* _THE RECORDS_
━━━━

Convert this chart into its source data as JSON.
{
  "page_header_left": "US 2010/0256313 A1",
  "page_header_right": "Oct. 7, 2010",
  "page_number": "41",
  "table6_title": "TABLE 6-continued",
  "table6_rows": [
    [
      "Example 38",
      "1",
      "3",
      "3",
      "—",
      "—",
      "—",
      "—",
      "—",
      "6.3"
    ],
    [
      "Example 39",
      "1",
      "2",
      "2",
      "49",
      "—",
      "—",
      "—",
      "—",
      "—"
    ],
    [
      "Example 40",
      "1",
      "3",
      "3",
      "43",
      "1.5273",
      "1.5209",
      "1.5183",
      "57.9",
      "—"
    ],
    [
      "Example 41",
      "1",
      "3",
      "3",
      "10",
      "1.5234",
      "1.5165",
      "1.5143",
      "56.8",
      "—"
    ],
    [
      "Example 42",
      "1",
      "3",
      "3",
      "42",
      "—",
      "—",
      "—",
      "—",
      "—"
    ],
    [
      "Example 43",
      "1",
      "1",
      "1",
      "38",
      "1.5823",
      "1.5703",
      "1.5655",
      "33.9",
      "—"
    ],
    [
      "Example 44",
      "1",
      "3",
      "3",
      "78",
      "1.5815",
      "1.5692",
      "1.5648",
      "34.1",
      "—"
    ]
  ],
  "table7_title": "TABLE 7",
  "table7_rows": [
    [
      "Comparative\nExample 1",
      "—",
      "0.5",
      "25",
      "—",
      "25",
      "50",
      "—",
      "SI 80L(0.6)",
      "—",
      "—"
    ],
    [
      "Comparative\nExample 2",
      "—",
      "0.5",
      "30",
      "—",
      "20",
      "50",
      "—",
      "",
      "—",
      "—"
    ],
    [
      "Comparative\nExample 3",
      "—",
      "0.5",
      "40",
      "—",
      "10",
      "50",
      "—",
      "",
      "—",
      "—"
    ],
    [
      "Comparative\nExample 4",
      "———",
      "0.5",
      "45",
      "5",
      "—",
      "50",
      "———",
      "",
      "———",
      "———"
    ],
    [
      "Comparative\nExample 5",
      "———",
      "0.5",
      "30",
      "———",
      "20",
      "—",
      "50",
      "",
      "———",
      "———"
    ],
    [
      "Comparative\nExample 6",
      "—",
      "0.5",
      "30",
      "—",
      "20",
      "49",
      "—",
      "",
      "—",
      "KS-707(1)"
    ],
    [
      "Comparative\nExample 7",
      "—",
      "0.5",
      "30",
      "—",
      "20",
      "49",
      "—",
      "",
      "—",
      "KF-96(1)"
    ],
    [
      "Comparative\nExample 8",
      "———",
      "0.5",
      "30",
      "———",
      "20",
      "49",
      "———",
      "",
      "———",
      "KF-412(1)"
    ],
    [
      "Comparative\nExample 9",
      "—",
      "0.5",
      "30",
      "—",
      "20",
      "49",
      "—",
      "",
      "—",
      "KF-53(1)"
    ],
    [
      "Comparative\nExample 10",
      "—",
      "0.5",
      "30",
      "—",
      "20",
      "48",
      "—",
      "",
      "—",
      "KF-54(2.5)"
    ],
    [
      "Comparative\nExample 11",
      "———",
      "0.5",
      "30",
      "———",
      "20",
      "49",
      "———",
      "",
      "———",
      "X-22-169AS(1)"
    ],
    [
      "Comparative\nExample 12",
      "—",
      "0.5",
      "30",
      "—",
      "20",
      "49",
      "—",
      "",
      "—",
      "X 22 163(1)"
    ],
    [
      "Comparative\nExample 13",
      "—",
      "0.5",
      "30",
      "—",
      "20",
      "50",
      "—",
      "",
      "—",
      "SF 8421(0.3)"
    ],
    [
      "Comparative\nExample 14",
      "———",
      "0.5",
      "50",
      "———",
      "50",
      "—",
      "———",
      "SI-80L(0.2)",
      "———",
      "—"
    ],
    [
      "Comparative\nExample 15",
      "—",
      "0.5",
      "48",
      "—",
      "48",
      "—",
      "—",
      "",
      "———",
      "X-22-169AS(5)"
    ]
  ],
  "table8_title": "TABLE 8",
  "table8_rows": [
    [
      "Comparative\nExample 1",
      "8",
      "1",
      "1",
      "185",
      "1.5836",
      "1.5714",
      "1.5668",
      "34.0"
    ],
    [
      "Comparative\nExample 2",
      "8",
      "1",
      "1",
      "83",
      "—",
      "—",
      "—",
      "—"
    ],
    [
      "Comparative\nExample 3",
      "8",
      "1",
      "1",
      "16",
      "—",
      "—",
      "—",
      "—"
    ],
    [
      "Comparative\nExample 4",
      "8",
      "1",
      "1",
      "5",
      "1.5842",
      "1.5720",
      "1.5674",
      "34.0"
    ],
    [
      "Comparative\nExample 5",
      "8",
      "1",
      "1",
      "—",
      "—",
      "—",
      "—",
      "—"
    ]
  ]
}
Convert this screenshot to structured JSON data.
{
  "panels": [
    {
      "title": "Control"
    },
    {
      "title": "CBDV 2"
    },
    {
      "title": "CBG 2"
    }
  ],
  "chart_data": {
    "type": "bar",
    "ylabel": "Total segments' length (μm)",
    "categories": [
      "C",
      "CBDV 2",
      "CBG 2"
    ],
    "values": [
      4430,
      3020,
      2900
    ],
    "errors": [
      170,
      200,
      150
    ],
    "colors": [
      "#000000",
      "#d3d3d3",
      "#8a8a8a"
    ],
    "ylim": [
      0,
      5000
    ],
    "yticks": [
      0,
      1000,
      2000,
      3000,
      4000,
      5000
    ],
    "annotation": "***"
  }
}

━━━━

* _DIRECTIONS_
Write out every entry again exactly, please, with nothing missing.

* _FINISHED ANSWER_
Convert this chart into its source data as JSON.
{
  "page_header_left": "US 2010/0256313 A1",
  "page_header_right": "Oct. 7, 2010",
  "page_number": "41",
  "table6_title": "TABLE 6-continued",
  "table6_rows": [
    [
      "Example 38",
      "1",
      "3",
      "3",
      "—",
      "—",
      "—",
      "—",
      "—",
      "6.3"
    ],
    [
      "Example 39",
      "1",
      "2",
      "2",
      "49",
      "—",
      "—",
      "—",
      "—",
      "—"
    ],
    [
      "Example 40",
      "1",
      "3",
      "3",
      "43",
      "1.5273",
      "1.5209",
      "1.5183",
      "57.9",
      "—"
    ],
    [
      "Example 41",
      "1",
      "3",
      "3",
      "10",
      "1.5234",
      "1.5165",
      "1.5143",
      "56.8",
      "—"
    ],
    [
      "Example 42",
      "1",
      "3",
      "3",
      "42",
      "—",
      "—",
      "—",
      "—",
      "—"
    ],
    [
      "Example 43",
      "1",
      "1",
      "1",
      "38",
      "1.5823",
      "1.5703",
      "1.5655",
      "33.9",
      "—"
    ],
    [
      "Example 44",
      "1",
      "3",
      "3",
      "78",
      "1.5815",
      "1.5692",
      "1.5648",
      "34.1",
      "—"
    ]
  ],
  "table7_title": "TABLE 7",
  "table7_rows": [
    [
      "Comparative\nExample 1",
      "—",
      "0.5",
      "25",
      "—",
      "25",
      "50",
      "—",
      "SI 80L(0.6)",
      "—",
      "—"
    ],
    [
      "Comparative\nExample 2",
      "—",
      "0.5",
      "30",
      "—",
      "20",
      "50",
      "—",
      "",
      "—",
      "—"
    ],
    [
      "Comparative\nExample 3",
      "—",
      "0.5",
      "40",
      "—",
      "10",
      "50",
      "—",
      "",
      "—",
      "—"
    ],
    [
      "Comparative\nExample 4",
      "———",
      "0.5",
      "45",
      "5",
      "—",
      "50",
      "———",
      "",
      "———",
      "———"
    ],
    [
      "Comparative\nExample 5",
      "———",
      "0.5",
      "30",
      "———",
      "20",
      "—",
      "50",
      "",
      "———",
      "———"
    ],
    [
      "Comparative\nExample 6",
      "—",
      "0.5",
      "30",
      "—",
      "20",
      "49",
      "—",
      "",
      "—",
      "KS-707(1)"
    ],
    [
      "Comparative\nExample 7",
      "—",
      "0.5",
      "30",
      "—",
      "20",
      "49",
      "—",
      "",
      "—",
      "KF-96(1)"
    ],
    [
      "Comparative\nExample 8",
      "———",
      "0.5",
      "30",
      "———",
      "20",
      "49",
      "———",
      "",
      "———",
      "KF-412(1)"
    ],
    [
      "Comparative\nExample 9",
      "—",
      "0.5",
      "30",
      "—",
      "20",
      "49",
      "—",
      "",
      "—",
      "KF-53(1)"
    ],
    [
      "Comparative\nExample 10",
      "—",
      "0.5",
      "30",
      "—",
      "20",
      "48",
      "—",
      "",
      "—",
      "KF-54(2.5)"
    ],
    [
      "Comparative\nExample 11",
      "———",
      "0.5",
      "30",
      "———",
      "20",
      "49",
      "———",
      "",
      "———",
      "X-22-169AS(1)"
    ],
    [
      "Comparative\nExample 12",
      "—",
      "0.5",
      "30",
      "—",
      "20",
      "49",
      "—",
      "",
      "—",
      "X 22 163(1)"
    ],
    [
      "Comparative\nExample 13",
      "—",
      "0.5",
      "30",
      "—",
      "20",
      "50",
      "—",
      "",
      "—",
      "SF 8421(0.3)"
    ],
    [
      "Comparative\nExample 14",
      "———",
      "0.5",
      "50",
      "———",
      "50",
      "—",
      "———",
      "SI-80L(0.2)",
      "———",
      "—"
    ],
    [
      "Comparative\nExample 15",
      "—",
      "0.5",
      "48",
      "—",
      "48",
      "—",
      "—",
      "",
      "———",
      "X-22-169AS(5)"
    ]
  ],
  "table8_title": "TABLE 8",
  "table8_rows": [
    [
      "Comparative\nExample 1",
      "8",
      "1",
      "1",
      "185",
      "1.5836",
      "1.5714",
      "1.5668",
      "34.0"
    ],
    [
      "Comparative\nExample 2",
      "8",
      "1",
      "1",
      "83",
      "—",
      "—",
      "—",
      "—"
    ],
    [
      "Comparative\nExample 3",
      "8",
      "1",
      "1",
      "16",
      "—",
      "—",
      "—",
      "—"
    ],
    [
      "Comparative\nExample 4",
      "8",
      "1",
      "1",
      "5",
      "1.5842",
      "1.5720",
      "1.5674",
      "34.0"
    ],
    [
      "Comparative\nExample 5",
      "8",
      "1",
      "1",
      "—",
      "—",
      "—",
      "—",
      "—"
    ]
  ]
}
Convert this screenshot to structured JSON data.
{
  "panels": [
    {
      "title": "Control"
    },
    {
      "title": "CBDV 2"
    },
    {
      "title": "CBG 2"
    }
  ],
  "chart_data": {
    "type": "bar",
    "ylabel": "Total segments' length (μm)",
    "categories": [
      "C",
      "CBDV 2",
      "CBG 2"
    ],
    "values": [
      4430,
      3020,
      2900
    ],
    "errors": [
      170,
      200,
      150
    ],
    "colors": [
      "#000000",
      "#d3d3d3",
      "#8a8a8a"
    ],
    "ylim": [
      0,
      5000
    ],
    "yticks": [
      0,
      1000,
      2000,
      3000,
      4000,
      5000
    ],
    "annotation": "***"
  }
}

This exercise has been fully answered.